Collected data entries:
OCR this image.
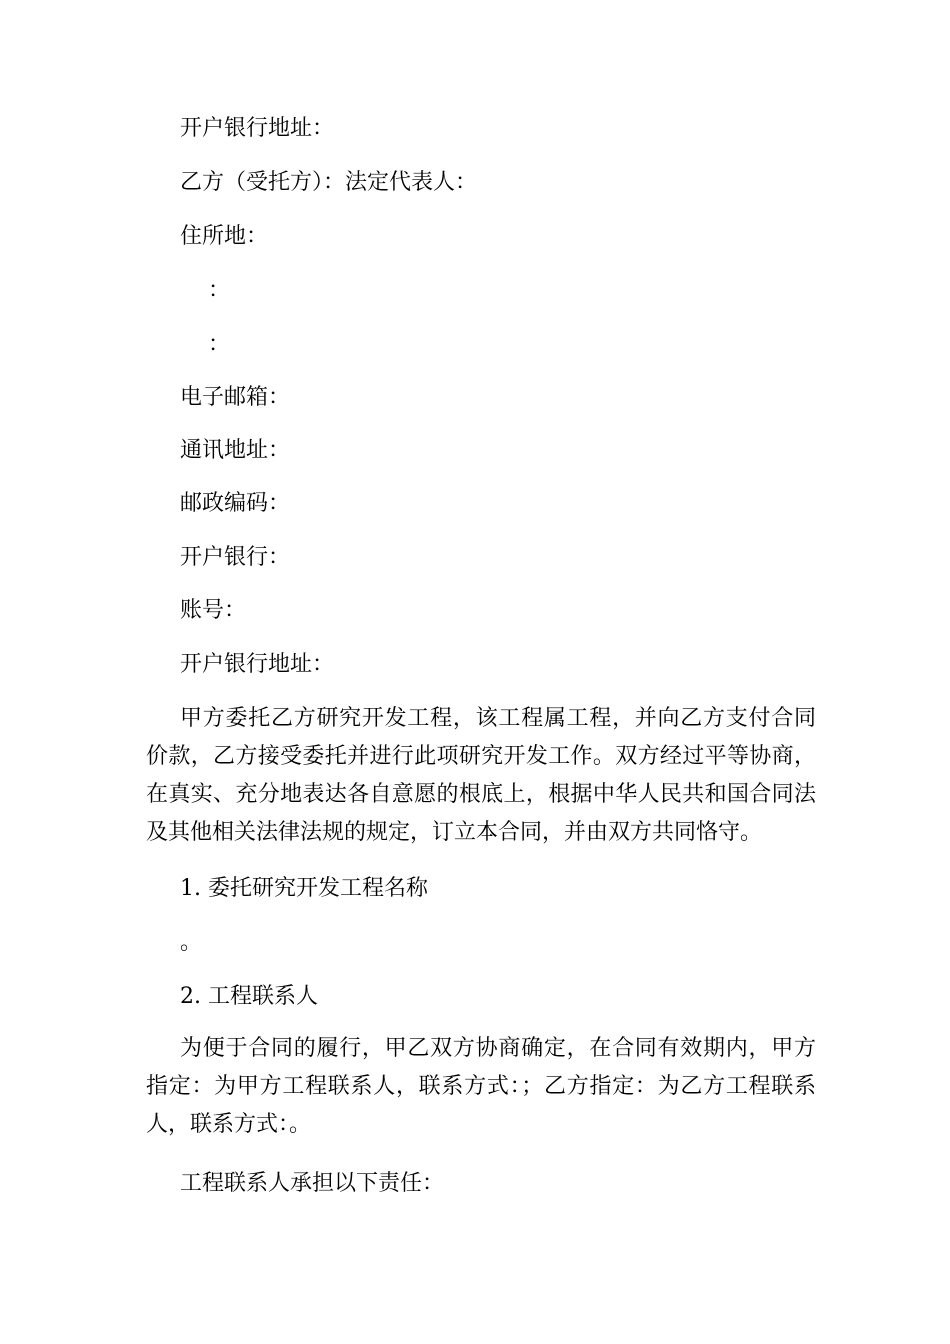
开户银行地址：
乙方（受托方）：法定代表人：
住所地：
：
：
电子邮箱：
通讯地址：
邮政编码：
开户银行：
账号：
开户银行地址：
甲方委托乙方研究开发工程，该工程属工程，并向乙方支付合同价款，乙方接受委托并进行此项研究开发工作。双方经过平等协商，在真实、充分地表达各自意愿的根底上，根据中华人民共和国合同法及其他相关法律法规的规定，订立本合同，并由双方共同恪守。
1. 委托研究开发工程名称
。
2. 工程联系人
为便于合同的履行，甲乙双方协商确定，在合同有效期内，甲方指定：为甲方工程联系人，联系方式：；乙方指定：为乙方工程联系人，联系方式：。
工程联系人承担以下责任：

Task prompt →
Restate each of the entries above word for word and skip every image.

Result for this task →
OCR this image.
开户银行地址：
乙方（受托方）：法定代表人：
住所地：
：
：
电子邮箱：
通讯地址：
邮政编码：
开户银行：
账号：
开户银行地址：
甲方委托乙方研究开发工程，该工程属工程，并向乙方支付合同价款，乙方接受委托并进行此项研究开发工作。双方经过平等协商，在真实、充分地表达各自意愿的根底上，根据中华人民共和国合同法及其他相关法律法规的规定，订立本合同，并由双方共同恪守。
1. 委托研究开发工程名称
。
2. 工程联系人
为便于合同的履行，甲乙双方协商确定，在合同有效期内，甲方指定：为甲方工程联系人，联系方式：；乙方指定：为乙方工程联系人，联系方式：。
工程联系人承担以下责任：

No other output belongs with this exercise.